# What to work on
Omit every picture and write out the rest of the records exactly.

**** Data supplied

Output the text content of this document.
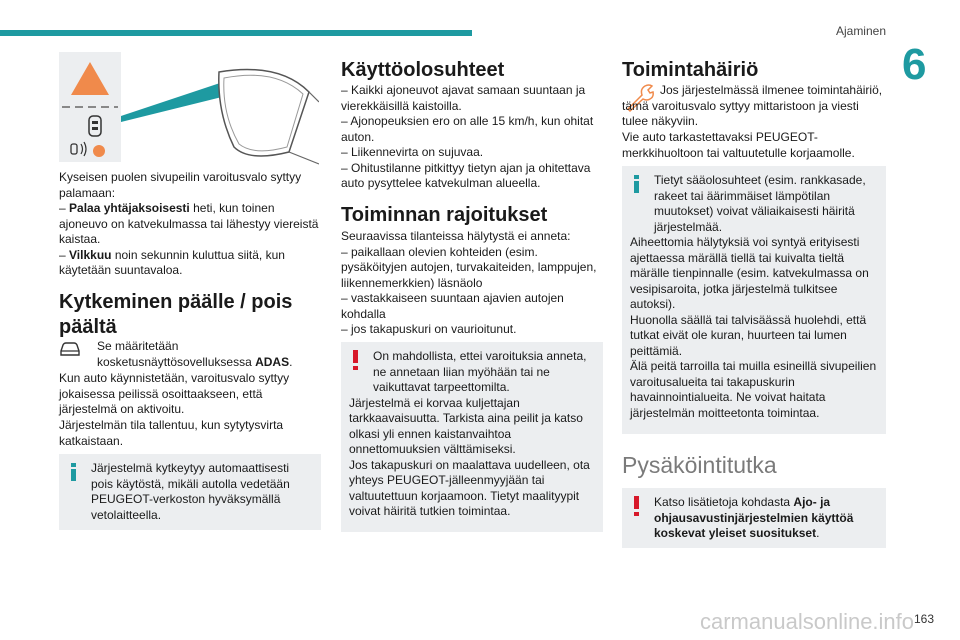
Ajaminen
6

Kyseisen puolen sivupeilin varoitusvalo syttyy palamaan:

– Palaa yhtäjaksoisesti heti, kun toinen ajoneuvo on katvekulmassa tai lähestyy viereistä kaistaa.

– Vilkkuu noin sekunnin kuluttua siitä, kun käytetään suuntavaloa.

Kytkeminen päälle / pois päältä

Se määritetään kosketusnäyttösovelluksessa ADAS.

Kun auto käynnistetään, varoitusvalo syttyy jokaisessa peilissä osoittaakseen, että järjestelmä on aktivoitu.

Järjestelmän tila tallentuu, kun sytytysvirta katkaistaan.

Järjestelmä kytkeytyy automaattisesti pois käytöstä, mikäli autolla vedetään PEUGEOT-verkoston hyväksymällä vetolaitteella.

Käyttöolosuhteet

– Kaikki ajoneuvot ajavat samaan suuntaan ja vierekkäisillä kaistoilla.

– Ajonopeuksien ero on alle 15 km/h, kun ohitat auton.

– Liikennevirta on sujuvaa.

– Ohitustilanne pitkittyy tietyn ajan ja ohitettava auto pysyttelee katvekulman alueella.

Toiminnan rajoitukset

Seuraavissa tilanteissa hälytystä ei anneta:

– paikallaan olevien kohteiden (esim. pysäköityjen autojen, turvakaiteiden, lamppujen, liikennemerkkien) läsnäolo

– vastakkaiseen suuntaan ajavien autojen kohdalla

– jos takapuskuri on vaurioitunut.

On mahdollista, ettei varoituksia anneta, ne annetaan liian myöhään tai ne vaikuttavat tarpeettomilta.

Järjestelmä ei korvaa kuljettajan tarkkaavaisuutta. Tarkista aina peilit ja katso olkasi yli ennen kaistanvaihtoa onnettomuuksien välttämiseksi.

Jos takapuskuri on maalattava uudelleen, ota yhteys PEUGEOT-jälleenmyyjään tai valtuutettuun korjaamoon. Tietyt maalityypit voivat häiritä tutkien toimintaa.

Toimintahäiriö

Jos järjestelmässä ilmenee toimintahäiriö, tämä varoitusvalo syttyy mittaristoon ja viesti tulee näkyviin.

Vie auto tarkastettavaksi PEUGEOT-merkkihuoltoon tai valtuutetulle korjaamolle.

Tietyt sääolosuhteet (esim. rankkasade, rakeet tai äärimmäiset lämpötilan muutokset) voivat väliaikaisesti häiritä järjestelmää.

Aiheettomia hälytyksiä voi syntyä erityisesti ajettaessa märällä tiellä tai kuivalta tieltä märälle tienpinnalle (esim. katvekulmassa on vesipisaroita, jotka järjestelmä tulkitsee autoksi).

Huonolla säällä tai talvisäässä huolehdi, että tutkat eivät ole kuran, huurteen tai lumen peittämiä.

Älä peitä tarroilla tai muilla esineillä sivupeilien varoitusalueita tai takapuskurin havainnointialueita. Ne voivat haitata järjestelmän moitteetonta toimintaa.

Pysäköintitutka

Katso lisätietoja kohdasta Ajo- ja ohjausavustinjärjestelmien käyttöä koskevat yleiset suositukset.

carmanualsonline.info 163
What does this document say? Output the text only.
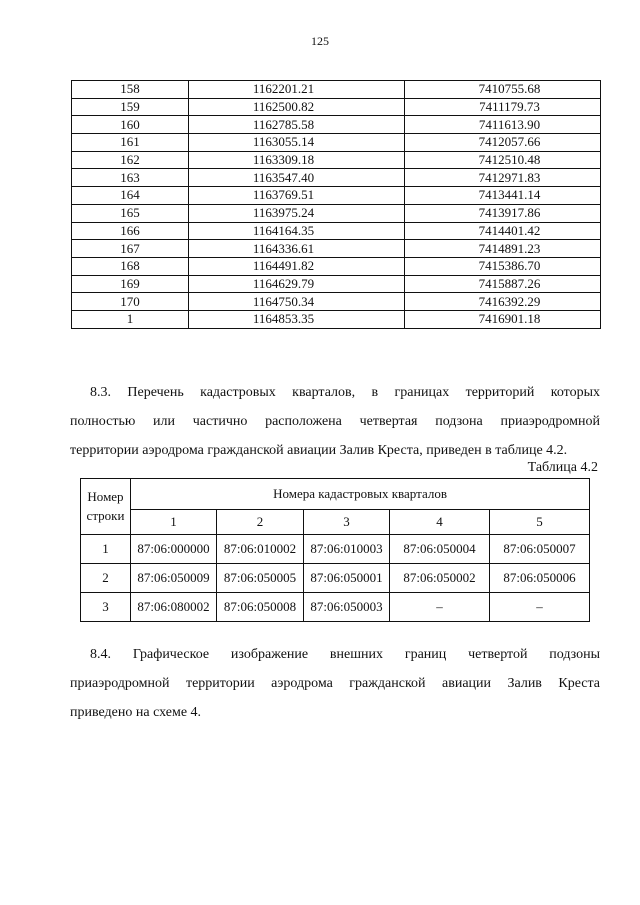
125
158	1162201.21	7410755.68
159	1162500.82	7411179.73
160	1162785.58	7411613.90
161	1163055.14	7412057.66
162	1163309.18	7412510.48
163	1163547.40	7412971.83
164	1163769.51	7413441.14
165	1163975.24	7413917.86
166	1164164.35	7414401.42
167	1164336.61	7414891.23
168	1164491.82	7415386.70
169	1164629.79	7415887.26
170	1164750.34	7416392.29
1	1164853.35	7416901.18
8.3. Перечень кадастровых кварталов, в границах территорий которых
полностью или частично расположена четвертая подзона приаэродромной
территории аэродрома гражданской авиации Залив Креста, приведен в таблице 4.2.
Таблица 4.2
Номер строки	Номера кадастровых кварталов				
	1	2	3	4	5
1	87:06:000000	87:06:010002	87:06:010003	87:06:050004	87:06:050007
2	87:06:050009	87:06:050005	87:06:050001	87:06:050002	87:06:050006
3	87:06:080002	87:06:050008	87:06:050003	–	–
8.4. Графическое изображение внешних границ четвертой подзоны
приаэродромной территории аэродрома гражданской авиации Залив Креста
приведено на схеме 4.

********

# Written response
Output the text content of this document.
Ajaminen
6

Kyseisen puolen sivupeilin varoitusvalo syttyy palamaan:

– Palaa yhtäjaksoisesti heti, kun toinen ajoneuvo on katvekulmassa tai lähestyy viereistä kaistaa.

– Vilkkuu noin sekunnin kuluttua siitä, kun käytetään suuntavaloa.

Kytkeminen päälle / pois päältä

Se määritetään kosketusnäyttösovelluksessa ADAS.

Kun auto käynnistetään, varoitusvalo syttyy jokaisessa peilissä osoittaakseen, että järjestelmä on aktivoitu.

Järjestelmän tila tallentuu, kun sytytysvirta katkaistaan.

Järjestelmä kytkeytyy automaattisesti pois käytöstä, mikäli autolla vedetään PEUGEOT-verkoston hyväksymällä vetolaitteella.

Käyttöolosuhteet

– Kaikki ajoneuvot ajavat samaan suuntaan ja vierekkäisillä kaistoilla.

– Ajonopeuksien ero on alle 15 km/h, kun ohitat auton.

– Liikennevirta on sujuvaa.

– Ohitustilanne pitkittyy tietyn ajan ja ohitettava auto pysyttelee katvekulman alueella.

Toiminnan rajoitukset

Seuraavissa tilanteissa hälytystä ei anneta:

– paikallaan olevien kohteiden (esim. pysäköityjen autojen, turvakaiteiden, lamppujen, liikennemerkkien) läsnäolo

– vastakkaiseen suuntaan ajavien autojen kohdalla

– jos takapuskuri on vaurioitunut.

On mahdollista, ettei varoituksia anneta, ne annetaan liian myöhään tai ne vaikuttavat tarpeettomilta.

Järjestelmä ei korvaa kuljettajan tarkkaavaisuutta. Tarkista aina peilit ja katso olkasi yli ennen kaistanvaihtoa onnettomuuksien välttämiseksi.

Jos takapuskuri on maalattava uudelleen, ota yhteys PEUGEOT-jälleenmyyjään tai valtuutettuun korjaamoon. Tietyt maalityypit voivat häiritä tutkien toimintaa.

Toimintahäiriö

Jos järjestelmässä ilmenee toimintahäiriö, tämä varoitusvalo syttyy mittaristoon ja viesti tulee näkyviin.

Vie auto tarkastettavaksi PEUGEOT-merkkihuoltoon tai valtuutetulle korjaamolle.

Tietyt sääolosuhteet (esim. rankkasade, rakeet tai äärimmäiset lämpötilan muutokset) voivat väliaikaisesti häiritä järjestelmää.

Aiheettomia hälytyksiä voi syntyä erityisesti ajettaessa märällä tiellä tai kuivalta tieltä märälle tienpinnalle (esim. katvekulmassa on vesipisaroita, jotka järjestelmä tulkitsee autoksi).

Huonolla säällä tai talvisäässä huolehdi, että tutkat eivät ole kuran, huurteen tai lumen peittämiä.

Älä peitä tarroilla tai muilla esineillä sivupeilien varoitusalueita tai takapuskurin havainnointialueita. Ne voivat haitata järjestelmän moitteetonta toimintaa.

Pysäköintitutka

Katso lisätietoja kohdasta Ajo- ja ohjausavustinjärjestelmien käyttöä koskevat yleiset suositukset.

carmanualsonline.info 163
What does this document say? Output the text only.
125
158	1162201.21	7410755.68
159	1162500.82	7411179.73
160	1162785.58	7411613.90
161	1163055.14	7412057.66
162	1163309.18	7412510.48
163	1163547.40	7412971.83
164	1163769.51	7413441.14
165	1163975.24	7413917.86
166	1164164.35	7414401.42
167	1164336.61	7414891.23
168	1164491.82	7415386.70
169	1164629.79	7415887.26
170	1164750.34	7416392.29
1	1164853.35	7416901.18
8.3. Перечень кадастровых кварталов, в границах территорий которых
полностью или частично расположена четвертая подзона приаэродромной
территории аэродрома гражданской авиации Залив Креста, приведен в таблице 4.2.
Таблица 4.2
Номер строки	Номера кадастровых кварталов				
	1	2	3	4	5
1	87:06:000000	87:06:010002	87:06:010003	87:06:050004	87:06:050007
2	87:06:050009	87:06:050005	87:06:050001	87:06:050002	87:06:050006
3	87:06:080002	87:06:050008	87:06:050003	–	–
8.4. Графическое изображение внешних границ четвертой подзоны
приаэродромной территории аэродрома гражданской авиации Залив Креста
приведено на схеме 4.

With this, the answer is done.